▸ Records contained in a dataset

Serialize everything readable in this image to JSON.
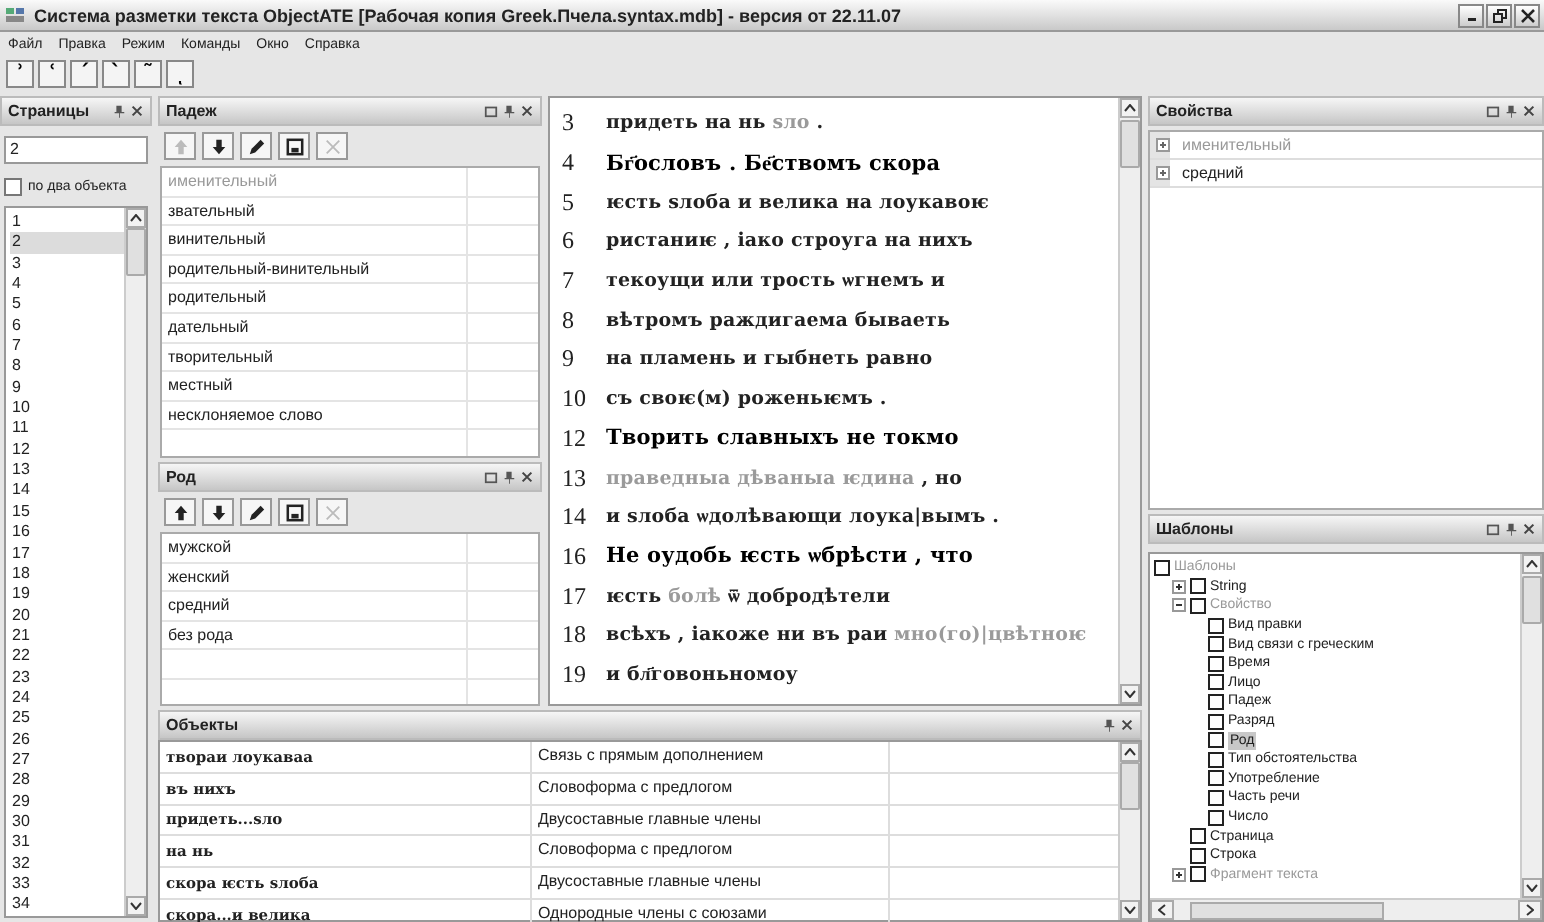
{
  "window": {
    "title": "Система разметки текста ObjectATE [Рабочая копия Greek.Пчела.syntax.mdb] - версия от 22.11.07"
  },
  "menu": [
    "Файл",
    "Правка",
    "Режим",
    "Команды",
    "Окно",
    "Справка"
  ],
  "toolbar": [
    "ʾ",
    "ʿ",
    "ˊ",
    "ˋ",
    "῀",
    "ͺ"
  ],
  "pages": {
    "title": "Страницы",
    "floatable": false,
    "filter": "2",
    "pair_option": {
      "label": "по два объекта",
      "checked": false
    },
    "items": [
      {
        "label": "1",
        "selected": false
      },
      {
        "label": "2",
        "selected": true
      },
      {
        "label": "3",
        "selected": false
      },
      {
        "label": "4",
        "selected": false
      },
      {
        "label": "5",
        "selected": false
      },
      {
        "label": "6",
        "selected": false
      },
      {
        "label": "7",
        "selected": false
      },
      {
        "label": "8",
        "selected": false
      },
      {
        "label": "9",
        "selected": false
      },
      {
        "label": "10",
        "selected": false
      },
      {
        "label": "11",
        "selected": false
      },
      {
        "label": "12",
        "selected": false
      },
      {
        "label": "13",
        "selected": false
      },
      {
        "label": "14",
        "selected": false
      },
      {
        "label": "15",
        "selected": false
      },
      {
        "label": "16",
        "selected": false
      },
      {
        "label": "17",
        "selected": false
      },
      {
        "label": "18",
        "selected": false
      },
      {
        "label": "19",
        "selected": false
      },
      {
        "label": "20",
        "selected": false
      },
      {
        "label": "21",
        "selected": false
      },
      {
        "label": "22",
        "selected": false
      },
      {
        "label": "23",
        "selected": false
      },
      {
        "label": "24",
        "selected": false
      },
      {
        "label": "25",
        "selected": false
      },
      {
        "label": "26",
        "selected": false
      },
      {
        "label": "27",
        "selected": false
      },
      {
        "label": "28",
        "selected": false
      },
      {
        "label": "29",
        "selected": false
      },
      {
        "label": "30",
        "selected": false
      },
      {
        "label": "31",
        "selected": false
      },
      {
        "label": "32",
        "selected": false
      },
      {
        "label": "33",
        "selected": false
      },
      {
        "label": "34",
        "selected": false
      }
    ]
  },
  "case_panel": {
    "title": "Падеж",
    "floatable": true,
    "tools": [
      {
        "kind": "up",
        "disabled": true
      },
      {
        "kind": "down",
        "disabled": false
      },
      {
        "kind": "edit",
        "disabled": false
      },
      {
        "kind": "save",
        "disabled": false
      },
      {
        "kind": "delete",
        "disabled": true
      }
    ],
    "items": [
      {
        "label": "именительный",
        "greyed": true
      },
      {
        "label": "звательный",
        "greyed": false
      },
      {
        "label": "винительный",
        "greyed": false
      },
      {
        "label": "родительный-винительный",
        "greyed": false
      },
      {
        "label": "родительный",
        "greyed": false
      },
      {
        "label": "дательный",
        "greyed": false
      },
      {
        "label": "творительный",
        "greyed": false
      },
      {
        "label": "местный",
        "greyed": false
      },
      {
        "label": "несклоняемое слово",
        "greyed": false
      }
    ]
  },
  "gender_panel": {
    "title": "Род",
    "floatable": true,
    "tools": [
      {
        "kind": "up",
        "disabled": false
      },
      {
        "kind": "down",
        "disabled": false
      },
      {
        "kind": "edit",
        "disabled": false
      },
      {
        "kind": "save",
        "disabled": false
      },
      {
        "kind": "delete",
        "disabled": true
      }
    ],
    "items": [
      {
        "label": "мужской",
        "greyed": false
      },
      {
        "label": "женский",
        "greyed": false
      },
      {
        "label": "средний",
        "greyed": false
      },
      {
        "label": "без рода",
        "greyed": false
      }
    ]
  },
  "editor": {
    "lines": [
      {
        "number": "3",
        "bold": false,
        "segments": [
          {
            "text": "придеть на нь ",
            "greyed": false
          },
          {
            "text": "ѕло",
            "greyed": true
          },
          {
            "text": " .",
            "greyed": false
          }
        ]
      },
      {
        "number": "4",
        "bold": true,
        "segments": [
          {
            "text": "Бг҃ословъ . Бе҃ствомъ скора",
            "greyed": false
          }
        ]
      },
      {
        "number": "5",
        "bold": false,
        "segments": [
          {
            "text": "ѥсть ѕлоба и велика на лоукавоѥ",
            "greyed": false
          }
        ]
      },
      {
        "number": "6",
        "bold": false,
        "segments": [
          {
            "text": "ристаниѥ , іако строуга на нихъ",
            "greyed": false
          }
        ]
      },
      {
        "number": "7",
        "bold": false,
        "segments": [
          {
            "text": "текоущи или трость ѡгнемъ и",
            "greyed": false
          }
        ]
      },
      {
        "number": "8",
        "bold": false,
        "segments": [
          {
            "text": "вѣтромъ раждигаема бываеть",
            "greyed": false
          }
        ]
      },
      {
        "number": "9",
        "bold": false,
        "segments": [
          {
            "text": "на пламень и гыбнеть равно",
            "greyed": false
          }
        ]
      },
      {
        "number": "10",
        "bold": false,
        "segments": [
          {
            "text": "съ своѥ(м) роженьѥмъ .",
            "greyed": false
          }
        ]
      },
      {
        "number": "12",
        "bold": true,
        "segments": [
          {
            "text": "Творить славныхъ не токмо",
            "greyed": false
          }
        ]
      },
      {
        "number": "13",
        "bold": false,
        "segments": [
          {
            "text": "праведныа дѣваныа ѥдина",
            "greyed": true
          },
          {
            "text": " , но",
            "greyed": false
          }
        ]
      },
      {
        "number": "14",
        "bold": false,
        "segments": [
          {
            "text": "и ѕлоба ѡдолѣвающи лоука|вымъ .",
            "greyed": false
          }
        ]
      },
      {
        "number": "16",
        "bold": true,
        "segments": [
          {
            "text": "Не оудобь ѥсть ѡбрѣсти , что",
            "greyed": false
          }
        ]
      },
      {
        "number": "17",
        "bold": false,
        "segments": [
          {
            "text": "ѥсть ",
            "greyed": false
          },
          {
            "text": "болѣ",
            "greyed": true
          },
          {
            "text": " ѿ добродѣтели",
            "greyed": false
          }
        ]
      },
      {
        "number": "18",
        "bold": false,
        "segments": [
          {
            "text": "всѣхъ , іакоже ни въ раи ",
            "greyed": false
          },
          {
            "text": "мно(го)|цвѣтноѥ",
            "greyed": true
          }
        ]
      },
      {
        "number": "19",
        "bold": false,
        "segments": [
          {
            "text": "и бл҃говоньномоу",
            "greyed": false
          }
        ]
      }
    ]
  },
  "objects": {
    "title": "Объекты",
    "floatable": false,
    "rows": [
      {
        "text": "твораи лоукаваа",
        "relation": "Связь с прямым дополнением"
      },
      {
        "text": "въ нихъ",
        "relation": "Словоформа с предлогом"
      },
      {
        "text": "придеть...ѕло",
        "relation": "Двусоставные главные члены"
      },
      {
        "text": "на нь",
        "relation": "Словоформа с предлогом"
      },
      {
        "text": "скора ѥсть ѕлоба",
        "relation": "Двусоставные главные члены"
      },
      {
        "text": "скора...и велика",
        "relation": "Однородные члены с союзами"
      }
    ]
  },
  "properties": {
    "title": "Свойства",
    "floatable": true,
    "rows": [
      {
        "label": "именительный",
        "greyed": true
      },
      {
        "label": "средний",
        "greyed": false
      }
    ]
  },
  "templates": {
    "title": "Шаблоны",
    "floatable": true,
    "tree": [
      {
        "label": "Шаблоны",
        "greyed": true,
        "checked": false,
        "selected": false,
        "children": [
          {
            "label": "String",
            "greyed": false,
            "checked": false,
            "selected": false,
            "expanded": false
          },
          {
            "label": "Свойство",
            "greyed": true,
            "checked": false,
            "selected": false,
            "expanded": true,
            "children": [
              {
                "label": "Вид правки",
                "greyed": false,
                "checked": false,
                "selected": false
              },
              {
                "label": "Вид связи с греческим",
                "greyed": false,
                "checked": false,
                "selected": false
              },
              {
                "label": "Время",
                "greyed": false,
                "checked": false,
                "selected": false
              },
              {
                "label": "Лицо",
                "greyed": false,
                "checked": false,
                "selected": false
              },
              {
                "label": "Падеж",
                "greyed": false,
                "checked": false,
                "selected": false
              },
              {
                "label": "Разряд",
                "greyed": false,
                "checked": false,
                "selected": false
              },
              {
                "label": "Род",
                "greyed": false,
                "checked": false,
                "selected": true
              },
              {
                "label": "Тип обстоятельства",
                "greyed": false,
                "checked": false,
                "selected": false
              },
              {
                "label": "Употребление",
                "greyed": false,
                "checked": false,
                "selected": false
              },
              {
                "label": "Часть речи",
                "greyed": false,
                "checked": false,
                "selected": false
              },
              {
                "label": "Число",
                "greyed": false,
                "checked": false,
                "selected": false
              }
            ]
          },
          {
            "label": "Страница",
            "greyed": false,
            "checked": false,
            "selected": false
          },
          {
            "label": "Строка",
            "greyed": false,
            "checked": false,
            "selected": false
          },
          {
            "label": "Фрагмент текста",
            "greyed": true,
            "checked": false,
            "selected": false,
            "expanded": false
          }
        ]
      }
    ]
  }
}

...

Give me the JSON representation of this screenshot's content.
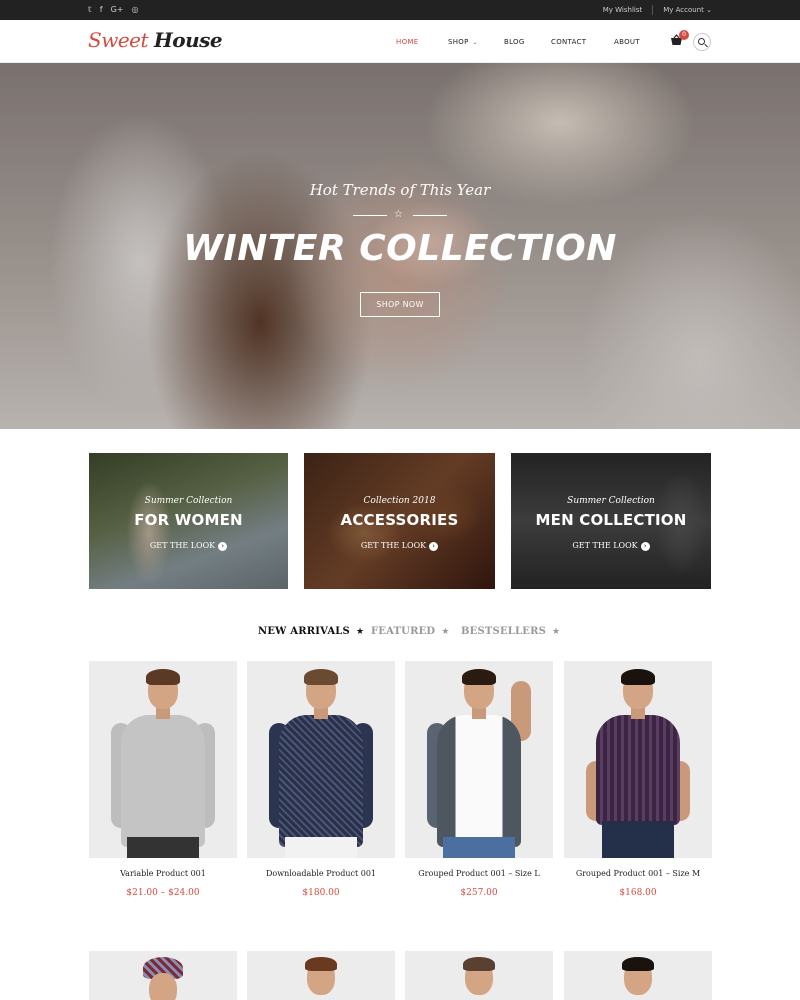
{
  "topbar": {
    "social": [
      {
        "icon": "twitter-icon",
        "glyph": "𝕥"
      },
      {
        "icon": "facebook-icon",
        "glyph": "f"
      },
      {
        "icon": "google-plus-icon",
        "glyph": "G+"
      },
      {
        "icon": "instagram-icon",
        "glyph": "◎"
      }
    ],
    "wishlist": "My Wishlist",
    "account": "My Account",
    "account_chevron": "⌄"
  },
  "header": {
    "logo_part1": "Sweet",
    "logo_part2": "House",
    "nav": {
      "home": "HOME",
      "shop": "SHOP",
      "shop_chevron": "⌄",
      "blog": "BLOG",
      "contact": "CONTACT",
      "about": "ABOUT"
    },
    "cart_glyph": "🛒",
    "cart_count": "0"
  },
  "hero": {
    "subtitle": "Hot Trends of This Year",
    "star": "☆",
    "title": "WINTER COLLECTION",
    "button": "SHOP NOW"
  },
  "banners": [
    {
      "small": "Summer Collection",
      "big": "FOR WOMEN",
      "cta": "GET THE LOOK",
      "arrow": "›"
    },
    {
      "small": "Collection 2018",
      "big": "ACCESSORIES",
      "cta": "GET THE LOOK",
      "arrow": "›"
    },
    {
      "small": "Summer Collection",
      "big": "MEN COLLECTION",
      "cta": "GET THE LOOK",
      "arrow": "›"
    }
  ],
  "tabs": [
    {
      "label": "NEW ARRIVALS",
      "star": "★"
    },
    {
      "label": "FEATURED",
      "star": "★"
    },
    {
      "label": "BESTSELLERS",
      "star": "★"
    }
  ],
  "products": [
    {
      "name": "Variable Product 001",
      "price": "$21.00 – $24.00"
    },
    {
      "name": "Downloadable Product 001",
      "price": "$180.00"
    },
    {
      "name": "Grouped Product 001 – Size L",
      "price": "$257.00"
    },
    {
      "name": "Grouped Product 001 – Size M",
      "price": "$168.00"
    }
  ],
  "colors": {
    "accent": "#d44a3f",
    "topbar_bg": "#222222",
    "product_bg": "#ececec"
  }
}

* * *

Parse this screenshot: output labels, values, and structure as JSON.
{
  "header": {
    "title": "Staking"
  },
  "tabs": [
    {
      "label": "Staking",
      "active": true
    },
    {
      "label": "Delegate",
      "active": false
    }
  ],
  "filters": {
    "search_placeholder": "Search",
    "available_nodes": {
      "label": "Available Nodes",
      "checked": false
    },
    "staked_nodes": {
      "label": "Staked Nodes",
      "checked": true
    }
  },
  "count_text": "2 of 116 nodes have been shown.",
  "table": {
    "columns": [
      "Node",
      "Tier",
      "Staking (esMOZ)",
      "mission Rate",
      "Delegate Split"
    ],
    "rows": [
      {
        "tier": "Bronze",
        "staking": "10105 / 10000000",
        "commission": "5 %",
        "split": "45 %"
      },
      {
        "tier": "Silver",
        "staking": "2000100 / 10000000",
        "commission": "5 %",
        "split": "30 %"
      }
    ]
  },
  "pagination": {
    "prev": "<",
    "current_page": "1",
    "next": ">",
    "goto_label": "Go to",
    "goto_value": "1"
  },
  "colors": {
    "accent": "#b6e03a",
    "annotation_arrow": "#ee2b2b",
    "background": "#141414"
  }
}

▸ Stated problem
Of the lines in the material, how many hold the word "ѕлоба"? Reply with the number only.

▸ Task result
3